Extracted records.
━━━━━━━━━━

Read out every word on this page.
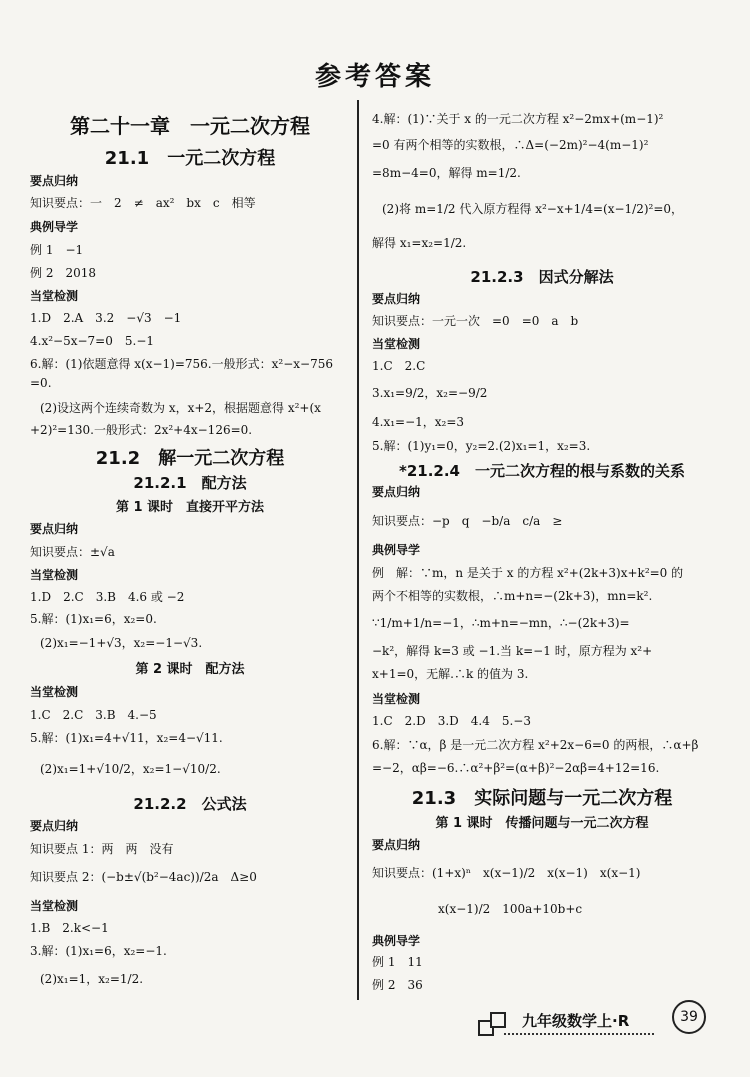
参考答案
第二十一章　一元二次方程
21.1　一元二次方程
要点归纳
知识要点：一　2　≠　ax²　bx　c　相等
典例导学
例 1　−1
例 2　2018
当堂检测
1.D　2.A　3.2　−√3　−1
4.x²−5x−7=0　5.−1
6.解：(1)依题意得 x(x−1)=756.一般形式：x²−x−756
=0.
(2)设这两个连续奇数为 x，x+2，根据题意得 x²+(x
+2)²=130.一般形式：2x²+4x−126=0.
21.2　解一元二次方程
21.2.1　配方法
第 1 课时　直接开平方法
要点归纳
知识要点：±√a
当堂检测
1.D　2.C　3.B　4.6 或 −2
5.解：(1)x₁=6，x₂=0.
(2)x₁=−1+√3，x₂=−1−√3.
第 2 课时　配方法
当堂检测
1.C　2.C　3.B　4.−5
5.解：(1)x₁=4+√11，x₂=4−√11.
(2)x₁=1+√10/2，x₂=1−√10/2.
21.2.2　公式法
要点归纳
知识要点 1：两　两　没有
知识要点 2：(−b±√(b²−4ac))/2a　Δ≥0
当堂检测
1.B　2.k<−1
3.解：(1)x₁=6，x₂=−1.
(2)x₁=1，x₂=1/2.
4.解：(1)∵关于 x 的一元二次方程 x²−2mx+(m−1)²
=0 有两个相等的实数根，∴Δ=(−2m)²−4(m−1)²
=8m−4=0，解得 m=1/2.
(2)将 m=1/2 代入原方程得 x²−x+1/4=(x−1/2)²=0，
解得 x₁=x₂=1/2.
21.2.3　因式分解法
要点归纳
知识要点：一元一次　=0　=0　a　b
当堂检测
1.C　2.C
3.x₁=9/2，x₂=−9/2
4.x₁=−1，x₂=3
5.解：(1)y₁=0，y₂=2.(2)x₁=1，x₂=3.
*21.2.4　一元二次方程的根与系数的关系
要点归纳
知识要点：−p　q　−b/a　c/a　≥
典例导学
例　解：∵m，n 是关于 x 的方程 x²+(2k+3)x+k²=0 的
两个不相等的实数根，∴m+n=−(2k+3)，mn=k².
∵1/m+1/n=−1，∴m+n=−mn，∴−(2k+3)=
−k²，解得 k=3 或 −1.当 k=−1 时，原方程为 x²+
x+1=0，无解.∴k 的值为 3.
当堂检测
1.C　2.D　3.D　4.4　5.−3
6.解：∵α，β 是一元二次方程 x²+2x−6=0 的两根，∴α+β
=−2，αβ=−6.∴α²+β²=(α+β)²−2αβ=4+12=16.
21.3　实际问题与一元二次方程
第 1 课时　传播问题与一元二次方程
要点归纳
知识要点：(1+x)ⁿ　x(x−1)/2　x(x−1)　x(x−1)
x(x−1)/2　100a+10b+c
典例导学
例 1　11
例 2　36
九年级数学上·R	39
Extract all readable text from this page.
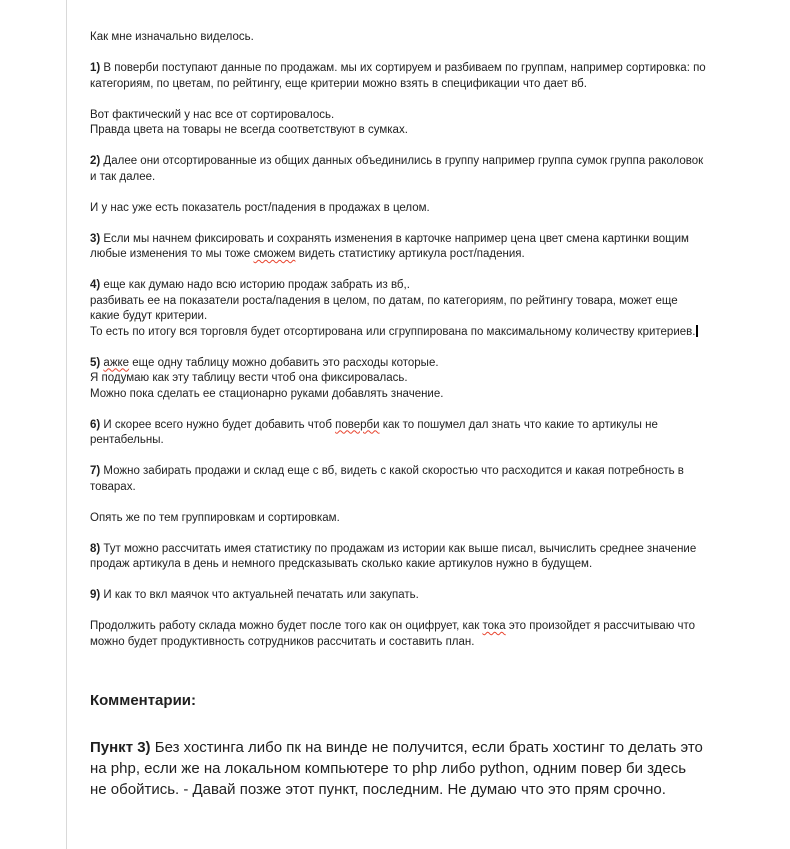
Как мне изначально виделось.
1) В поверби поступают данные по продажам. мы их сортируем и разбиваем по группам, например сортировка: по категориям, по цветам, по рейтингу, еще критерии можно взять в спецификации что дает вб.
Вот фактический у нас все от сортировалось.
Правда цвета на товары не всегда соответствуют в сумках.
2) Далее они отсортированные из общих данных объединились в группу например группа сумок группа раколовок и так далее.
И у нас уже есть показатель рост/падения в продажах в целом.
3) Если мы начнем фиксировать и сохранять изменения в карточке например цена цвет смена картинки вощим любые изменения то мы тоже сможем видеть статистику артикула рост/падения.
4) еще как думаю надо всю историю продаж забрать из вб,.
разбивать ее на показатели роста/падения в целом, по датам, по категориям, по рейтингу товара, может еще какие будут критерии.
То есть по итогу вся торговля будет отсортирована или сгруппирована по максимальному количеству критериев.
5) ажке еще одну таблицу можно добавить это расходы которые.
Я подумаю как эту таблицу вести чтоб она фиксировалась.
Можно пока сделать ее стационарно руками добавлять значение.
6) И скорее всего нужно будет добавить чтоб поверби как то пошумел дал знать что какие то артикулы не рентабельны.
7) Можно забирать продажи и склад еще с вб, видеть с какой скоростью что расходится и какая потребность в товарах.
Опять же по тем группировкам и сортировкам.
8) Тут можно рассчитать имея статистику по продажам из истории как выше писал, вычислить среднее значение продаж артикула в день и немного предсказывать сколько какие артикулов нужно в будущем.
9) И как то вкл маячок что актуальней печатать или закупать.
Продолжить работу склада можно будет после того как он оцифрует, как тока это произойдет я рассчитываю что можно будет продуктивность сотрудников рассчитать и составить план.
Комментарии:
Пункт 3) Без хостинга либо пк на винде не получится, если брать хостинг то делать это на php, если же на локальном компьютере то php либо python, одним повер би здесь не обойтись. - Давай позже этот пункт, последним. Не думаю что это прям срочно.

━━━━━━━━━━

Without the pictures, restate all the entries above exactly.

Full response.
Read out every word on this page.
参考答案
第二十一章　一元二次方程
21.1　一元二次方程
要点归纳
知识要点：一　2　≠　ax²　bx　c　相等
典例导学
例 1　−1
例 2　2018
当堂检测
1.D　2.A　3.2　−√3　−1
4.x²−5x−7=0　5.−1
6.解：(1)依题意得 x(x−1)=756.一般形式：x²−x−756
=0.
(2)设这两个连续奇数为 x，x+2，根据题意得 x²+(x
+2)²=130.一般形式：2x²+4x−126=0.
21.2　解一元二次方程
21.2.1　配方法
第 1 课时　直接开平方法
要点归纳
知识要点：±√a
当堂检测
1.D　2.C　3.B　4.6 或 −2
5.解：(1)x₁=6，x₂=0.
(2)x₁=−1+√3，x₂=−1−√3.
第 2 课时　配方法
当堂检测
1.C　2.C　3.B　4.−5
5.解：(1)x₁=4+√11，x₂=4−√11.
(2)x₁=1+√10/2，x₂=1−√10/2.
21.2.2　公式法
要点归纳
知识要点 1：两　两　没有
知识要点 2：(−b±√(b²−4ac))/2a　Δ≥0
当堂检测
1.B　2.k<−1
3.解：(1)x₁=6，x₂=−1.
(2)x₁=1，x₂=1/2.
4.解：(1)∵关于 x 的一元二次方程 x²−2mx+(m−1)²
=0 有两个相等的实数根，∴Δ=(−2m)²−4(m−1)²
=8m−4=0，解得 m=1/2.
(2)将 m=1/2 代入原方程得 x²−x+1/4=(x−1/2)²=0，
解得 x₁=x₂=1/2.
21.2.3　因式分解法
要点归纳
知识要点：一元一次　=0　=0　a　b
当堂检测
1.C　2.C
3.x₁=9/2，x₂=−9/2
4.x₁=−1，x₂=3
5.解：(1)y₁=0，y₂=2.(2)x₁=1，x₂=3.
*21.2.4　一元二次方程的根与系数的关系
要点归纳
知识要点：−p　q　−b/a　c/a　≥
典例导学
例　解：∵m，n 是关于 x 的方程 x²+(2k+3)x+k²=0 的
两个不相等的实数根，∴m+n=−(2k+3)，mn=k².
∵1/m+1/n=−1，∴m+n=−mn，∴−(2k+3)=
−k²，解得 k=3 或 −1.当 k=−1 时，原方程为 x²+
x+1=0，无解.∴k 的值为 3.
当堂检测
1.C　2.D　3.D　4.4　5.−3
6.解：∵α，β 是一元二次方程 x²+2x−6=0 的两根，∴α+β
=−2，αβ=−6.∴α²+β²=(α+β)²−2αβ=4+12=16.
21.3　实际问题与一元二次方程
第 1 课时　传播问题与一元二次方程
要点归纳
知识要点：(1+x)ⁿ　x(x−1)/2　x(x−1)　x(x−1)
x(x−1)/2　100a+10b+c
典例导学
例 1　11
例 2　36
九年级数学上·R	39
Extract all readable text from this page.
Как мне изначально виделось.
1) В поверби поступают данные по продажам. мы их сортируем и разбиваем по группам, например сортировка: по категориям, по цветам, по рейтингу, еще критерии можно взять в спецификации что дает вб.
Вот фактический у нас все от сортировалось.
Правда цвета на товары не всегда соответствуют в сумках.
2) Далее они отсортированные из общих данных объединились в группу например группа сумок группа раколовок и так далее.
И у нас уже есть показатель рост/падения в продажах в целом.
3) Если мы начнем фиксировать и сохранять изменения в карточке например цена цвет смена картинки вощим любые изменения то мы тоже сможем видеть статистику артикула рост/падения.
4) еще как думаю надо всю историю продаж забрать из вб,.
разбивать ее на показатели роста/падения в целом, по датам, по категориям, по рейтингу товара, может еще какие будут критерии.
То есть по итогу вся торговля будет отсортирована или сгруппирована по максимальному количеству критериев.
5) ажке еще одну таблицу можно добавить это расходы которые.
Я подумаю как эту таблицу вести чтоб она фиксировалась.
Можно пока сделать ее стационарно руками добавлять значение.
6) И скорее всего нужно будет добавить чтоб поверби как то пошумел дал знать что какие то артикулы не рентабельны.
7) Можно забирать продажи и склад еще с вб, видеть с какой скоростью что расходится и какая потребность в товарах.
Опять же по тем группировкам и сортировкам.
8) Тут можно рассчитать имея статистику по продажам из истории как выше писал, вычислить среднее значение продаж артикула в день и немного предсказывать сколько какие артикулов нужно в будущем.
9) И как то вкл маячок что актуальней печатать или закупать.
Продолжить работу склада можно будет после того как он оцифрует, как тока это произойдет я рассчитываю что можно будет продуктивность сотрудников рассчитать и составить план.
Комментарии:
Пункт 3) Без хостинга либо пк на винде не получится, если брать хостинг то делать это на php, если же на локальном компьютере то php либо python, одним повер би здесь не обойтись. - Давай позже этот пункт, последним. Не думаю что это прям срочно.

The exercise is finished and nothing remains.